##### DATA SHOWN #####

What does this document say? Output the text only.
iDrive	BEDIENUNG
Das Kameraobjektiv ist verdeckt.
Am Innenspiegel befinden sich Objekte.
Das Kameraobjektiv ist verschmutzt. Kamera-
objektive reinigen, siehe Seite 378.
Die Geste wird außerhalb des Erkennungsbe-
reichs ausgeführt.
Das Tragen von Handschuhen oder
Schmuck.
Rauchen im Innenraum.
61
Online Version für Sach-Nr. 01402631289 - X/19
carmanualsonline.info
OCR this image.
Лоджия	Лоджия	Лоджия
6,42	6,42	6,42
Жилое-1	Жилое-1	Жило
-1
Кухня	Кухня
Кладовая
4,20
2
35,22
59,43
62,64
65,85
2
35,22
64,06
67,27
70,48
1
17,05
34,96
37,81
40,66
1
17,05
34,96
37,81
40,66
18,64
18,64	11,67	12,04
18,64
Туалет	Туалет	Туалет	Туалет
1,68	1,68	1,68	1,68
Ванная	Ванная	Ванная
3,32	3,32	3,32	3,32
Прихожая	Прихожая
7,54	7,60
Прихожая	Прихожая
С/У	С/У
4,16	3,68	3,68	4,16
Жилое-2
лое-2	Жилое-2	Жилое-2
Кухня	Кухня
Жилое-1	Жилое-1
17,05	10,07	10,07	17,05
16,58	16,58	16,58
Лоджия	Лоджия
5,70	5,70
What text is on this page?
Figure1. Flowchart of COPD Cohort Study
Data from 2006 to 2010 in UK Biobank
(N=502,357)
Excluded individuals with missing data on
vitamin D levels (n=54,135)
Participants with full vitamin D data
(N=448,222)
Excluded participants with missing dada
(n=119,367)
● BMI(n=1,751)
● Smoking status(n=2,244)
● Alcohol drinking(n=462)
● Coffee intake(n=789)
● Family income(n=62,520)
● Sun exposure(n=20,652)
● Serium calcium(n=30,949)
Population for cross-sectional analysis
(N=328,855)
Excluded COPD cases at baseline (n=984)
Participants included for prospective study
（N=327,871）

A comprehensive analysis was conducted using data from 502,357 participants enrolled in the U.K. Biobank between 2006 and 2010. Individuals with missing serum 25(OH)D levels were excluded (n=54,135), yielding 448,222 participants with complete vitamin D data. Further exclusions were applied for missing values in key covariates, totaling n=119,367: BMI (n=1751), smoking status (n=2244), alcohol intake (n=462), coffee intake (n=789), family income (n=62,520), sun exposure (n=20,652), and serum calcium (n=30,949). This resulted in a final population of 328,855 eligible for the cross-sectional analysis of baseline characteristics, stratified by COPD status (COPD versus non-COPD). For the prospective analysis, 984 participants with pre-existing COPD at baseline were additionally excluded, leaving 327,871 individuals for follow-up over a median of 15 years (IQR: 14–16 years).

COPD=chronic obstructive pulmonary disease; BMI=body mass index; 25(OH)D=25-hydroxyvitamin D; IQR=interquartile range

#####

◆ AIM OF THE EXERCISE:
Pull out each line containing the word "text" and copy it.

◆ REPLY:
What does this document say? Output the text only.
What text is on this page?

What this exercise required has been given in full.